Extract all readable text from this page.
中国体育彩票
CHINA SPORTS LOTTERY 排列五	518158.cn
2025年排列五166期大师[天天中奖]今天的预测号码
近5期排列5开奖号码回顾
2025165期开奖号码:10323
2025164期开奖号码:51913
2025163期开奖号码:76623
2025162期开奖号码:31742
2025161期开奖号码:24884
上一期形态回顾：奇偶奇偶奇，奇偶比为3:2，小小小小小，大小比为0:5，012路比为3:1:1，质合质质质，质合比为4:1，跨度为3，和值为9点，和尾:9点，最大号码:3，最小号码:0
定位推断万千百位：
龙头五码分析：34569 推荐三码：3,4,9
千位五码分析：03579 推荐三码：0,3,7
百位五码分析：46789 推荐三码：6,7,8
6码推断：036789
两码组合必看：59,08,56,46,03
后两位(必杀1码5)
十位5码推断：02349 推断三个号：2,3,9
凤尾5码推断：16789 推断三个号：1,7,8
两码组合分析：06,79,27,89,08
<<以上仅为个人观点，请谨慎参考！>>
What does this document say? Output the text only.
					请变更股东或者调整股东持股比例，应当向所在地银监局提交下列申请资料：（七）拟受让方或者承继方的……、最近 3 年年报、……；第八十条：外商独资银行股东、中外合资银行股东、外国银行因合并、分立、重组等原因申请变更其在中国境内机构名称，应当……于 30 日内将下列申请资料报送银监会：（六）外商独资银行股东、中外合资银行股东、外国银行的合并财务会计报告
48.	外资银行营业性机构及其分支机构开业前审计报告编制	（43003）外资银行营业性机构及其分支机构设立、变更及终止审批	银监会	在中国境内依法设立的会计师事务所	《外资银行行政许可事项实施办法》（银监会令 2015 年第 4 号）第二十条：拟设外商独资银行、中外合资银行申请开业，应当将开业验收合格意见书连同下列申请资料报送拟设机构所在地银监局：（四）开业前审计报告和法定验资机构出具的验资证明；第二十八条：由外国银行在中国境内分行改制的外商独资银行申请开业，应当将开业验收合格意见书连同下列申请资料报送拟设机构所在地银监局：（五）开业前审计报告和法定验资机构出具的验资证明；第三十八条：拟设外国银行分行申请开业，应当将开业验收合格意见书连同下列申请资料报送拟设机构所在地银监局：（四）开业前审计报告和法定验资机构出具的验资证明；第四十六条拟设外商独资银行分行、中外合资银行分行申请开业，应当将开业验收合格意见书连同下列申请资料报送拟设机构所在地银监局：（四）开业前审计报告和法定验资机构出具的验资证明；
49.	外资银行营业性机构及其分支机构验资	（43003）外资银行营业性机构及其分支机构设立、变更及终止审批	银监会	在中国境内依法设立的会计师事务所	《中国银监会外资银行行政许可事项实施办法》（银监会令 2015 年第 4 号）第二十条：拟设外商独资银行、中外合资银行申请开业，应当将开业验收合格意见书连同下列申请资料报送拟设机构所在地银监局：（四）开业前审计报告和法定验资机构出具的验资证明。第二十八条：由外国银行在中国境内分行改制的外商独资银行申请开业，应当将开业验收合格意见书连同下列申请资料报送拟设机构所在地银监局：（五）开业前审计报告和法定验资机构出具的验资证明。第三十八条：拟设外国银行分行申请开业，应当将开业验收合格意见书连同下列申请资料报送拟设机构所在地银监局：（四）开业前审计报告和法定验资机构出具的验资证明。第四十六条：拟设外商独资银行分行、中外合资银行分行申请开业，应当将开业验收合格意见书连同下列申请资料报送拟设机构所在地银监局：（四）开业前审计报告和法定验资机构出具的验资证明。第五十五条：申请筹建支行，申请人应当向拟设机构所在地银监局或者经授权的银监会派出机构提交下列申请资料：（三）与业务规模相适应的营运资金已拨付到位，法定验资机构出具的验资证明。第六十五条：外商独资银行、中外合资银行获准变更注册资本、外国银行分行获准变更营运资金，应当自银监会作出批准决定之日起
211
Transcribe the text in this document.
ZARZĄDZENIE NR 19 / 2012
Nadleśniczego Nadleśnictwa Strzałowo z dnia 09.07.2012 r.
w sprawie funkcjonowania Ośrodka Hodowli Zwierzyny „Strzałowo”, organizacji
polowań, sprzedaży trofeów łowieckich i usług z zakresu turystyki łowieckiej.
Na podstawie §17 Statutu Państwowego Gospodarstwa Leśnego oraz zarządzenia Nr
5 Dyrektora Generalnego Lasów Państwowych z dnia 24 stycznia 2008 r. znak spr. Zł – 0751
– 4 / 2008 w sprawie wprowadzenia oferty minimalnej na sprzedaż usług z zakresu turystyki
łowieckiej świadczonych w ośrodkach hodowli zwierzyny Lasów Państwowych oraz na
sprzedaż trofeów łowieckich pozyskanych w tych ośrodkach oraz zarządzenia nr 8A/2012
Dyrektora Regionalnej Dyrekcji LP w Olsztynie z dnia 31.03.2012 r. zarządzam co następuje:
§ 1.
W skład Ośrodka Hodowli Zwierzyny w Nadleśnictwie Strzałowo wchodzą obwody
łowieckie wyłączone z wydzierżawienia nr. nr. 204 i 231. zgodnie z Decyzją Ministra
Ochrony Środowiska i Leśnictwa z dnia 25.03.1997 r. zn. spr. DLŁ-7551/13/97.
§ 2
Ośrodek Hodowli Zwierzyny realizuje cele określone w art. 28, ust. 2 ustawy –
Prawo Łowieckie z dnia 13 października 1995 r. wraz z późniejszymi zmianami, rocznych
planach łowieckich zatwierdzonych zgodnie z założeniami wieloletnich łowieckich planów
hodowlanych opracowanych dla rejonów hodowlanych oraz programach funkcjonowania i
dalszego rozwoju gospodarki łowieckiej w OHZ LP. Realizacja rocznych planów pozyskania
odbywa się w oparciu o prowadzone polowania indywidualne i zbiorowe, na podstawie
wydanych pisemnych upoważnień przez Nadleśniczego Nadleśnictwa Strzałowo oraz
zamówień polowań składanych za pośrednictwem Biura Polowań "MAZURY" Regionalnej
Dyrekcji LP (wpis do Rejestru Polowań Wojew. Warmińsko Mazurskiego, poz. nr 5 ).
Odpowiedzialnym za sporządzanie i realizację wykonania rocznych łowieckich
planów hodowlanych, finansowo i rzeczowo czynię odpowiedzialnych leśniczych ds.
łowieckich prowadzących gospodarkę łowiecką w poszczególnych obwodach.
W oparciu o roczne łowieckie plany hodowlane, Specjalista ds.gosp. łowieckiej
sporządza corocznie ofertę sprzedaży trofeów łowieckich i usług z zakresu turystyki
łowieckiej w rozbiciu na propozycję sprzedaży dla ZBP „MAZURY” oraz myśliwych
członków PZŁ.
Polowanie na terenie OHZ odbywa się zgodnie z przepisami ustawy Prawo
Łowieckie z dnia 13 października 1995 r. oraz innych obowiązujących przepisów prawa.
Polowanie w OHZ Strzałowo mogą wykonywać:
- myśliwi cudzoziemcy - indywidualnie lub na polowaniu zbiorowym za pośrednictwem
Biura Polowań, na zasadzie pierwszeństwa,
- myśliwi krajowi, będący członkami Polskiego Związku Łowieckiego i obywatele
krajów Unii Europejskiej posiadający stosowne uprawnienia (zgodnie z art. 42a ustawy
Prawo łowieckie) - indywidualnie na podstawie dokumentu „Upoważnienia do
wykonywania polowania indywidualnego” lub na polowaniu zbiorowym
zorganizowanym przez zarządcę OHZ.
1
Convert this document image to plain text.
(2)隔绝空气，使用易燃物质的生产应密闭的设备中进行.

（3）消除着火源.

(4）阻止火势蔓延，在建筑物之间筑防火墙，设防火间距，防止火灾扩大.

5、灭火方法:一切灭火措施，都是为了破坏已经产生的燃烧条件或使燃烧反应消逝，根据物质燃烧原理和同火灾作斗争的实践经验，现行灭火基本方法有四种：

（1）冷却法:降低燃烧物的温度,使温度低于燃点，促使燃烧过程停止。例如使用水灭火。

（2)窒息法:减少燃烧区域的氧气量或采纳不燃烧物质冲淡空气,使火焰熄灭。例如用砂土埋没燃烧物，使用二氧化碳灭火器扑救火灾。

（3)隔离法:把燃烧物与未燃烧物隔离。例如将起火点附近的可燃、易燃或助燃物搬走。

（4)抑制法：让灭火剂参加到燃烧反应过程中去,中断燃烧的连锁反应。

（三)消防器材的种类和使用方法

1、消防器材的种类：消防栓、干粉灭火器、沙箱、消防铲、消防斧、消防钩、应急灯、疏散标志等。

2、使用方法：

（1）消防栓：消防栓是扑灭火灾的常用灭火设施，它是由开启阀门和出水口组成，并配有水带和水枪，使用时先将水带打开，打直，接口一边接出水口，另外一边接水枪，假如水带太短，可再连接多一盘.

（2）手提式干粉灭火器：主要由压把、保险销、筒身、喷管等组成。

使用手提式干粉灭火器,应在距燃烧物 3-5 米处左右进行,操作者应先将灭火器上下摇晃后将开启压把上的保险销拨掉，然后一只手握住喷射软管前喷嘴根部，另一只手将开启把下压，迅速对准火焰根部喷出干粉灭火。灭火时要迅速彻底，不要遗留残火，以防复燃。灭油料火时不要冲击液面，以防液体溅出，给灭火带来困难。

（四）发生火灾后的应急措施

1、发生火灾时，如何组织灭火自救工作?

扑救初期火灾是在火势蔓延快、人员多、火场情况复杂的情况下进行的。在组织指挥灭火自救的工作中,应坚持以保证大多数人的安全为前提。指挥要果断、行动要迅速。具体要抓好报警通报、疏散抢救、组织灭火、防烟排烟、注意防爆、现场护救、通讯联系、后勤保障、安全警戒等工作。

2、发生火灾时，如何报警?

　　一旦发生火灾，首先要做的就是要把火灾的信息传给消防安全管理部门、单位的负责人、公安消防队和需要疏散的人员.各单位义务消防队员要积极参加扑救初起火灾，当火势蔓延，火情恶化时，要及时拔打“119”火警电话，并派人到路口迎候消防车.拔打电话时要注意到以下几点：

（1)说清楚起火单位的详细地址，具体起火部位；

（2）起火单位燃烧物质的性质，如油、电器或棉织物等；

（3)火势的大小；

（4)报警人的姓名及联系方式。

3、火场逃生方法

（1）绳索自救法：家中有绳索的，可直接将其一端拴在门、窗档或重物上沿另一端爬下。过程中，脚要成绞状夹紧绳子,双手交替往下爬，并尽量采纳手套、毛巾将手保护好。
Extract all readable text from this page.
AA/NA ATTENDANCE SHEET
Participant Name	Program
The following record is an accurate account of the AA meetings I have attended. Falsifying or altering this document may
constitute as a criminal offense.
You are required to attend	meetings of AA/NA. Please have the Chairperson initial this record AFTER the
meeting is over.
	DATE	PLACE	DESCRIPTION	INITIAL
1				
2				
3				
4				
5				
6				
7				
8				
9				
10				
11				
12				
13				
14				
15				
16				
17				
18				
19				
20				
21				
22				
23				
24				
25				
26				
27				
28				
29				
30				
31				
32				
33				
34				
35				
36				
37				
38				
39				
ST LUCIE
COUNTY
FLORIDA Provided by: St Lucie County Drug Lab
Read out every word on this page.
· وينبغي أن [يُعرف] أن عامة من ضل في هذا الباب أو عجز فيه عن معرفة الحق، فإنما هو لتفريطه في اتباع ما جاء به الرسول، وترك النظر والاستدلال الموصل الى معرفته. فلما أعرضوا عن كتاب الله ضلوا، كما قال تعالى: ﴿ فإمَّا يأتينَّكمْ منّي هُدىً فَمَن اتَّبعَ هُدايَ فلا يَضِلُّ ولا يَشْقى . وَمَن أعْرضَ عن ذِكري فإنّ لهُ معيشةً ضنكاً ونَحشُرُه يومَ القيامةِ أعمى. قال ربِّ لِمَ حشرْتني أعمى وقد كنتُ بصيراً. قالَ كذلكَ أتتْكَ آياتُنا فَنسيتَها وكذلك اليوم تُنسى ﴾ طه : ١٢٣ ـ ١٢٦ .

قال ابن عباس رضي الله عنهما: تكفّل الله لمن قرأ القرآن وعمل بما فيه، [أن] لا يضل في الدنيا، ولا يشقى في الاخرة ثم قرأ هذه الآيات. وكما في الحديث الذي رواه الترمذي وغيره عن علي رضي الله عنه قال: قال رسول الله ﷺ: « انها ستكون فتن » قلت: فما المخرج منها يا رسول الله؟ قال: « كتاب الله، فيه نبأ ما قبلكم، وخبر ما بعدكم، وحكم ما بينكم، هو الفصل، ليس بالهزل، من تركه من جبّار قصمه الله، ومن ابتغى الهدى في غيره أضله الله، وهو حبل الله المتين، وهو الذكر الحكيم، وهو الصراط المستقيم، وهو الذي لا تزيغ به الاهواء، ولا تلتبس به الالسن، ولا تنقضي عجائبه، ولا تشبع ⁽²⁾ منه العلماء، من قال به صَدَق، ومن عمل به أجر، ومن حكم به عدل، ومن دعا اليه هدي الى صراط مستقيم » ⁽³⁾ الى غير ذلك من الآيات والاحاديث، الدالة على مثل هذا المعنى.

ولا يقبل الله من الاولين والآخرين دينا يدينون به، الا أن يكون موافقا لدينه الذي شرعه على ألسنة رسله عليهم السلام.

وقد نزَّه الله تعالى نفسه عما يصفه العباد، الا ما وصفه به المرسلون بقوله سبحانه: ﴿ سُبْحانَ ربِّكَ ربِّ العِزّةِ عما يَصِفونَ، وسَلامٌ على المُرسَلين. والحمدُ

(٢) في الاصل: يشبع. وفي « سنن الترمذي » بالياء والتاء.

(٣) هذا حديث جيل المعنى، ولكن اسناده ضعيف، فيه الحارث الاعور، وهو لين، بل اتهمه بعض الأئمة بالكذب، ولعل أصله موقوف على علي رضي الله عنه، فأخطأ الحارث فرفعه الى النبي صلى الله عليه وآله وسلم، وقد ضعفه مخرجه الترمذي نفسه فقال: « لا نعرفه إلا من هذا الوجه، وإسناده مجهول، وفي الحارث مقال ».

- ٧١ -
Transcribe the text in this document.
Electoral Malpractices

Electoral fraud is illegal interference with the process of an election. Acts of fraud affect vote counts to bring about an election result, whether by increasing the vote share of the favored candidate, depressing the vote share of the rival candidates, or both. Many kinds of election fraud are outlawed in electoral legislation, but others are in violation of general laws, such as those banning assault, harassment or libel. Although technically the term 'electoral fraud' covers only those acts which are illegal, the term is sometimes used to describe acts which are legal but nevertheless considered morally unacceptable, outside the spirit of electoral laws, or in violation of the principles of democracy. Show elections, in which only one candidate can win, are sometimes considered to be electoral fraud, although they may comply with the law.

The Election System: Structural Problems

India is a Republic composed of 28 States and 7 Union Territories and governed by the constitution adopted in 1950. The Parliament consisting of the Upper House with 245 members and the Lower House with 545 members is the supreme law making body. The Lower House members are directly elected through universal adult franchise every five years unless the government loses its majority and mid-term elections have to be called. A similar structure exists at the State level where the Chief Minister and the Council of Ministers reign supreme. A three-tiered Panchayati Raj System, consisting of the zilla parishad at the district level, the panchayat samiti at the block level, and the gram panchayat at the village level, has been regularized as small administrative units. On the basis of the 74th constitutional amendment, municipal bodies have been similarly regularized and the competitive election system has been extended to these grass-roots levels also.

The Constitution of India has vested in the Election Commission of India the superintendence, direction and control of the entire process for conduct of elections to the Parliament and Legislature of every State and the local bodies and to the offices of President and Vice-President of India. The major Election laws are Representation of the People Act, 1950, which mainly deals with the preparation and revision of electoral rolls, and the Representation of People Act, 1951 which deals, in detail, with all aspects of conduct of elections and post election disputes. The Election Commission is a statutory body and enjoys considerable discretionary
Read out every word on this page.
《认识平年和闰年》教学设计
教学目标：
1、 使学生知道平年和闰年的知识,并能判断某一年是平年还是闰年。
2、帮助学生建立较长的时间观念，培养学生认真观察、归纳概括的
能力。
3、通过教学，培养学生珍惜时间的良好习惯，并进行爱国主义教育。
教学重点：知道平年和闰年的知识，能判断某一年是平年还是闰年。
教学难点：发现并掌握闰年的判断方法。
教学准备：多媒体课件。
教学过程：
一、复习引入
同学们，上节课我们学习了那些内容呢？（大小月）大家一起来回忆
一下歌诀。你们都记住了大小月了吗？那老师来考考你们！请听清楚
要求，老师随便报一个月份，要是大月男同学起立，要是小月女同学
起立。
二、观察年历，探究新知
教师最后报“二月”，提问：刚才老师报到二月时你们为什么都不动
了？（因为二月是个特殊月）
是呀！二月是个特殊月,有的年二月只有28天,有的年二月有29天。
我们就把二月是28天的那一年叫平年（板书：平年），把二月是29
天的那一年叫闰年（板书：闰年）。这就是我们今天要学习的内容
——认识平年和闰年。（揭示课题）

-*-*-

▸ Stated exercise
Extract every line from the records above that contains the word "łowieckich".

▸ Reply to the exercise
polowań, sprzedaży trofeów łowieckich i usług z zakresu turystyki łowieckiej.
sprzedaż trofeów łowieckich pozyskanych w tych ośrodkach oraz zarządzenia nr 8A/2012
planach łowieckich zatwierdzonych zgodnie z założeniami wieloletnich łowieckich planów
Odpowiedzialnym za sporządzanie i realizację wykonania rocznych łowieckich
łowieckich prowadzących gospodarkę łowiecką w poszczególnych obwodach.
sporządza corocznie ofertę sprzedaży trofeów łowieckich i usług z zakresu turystyki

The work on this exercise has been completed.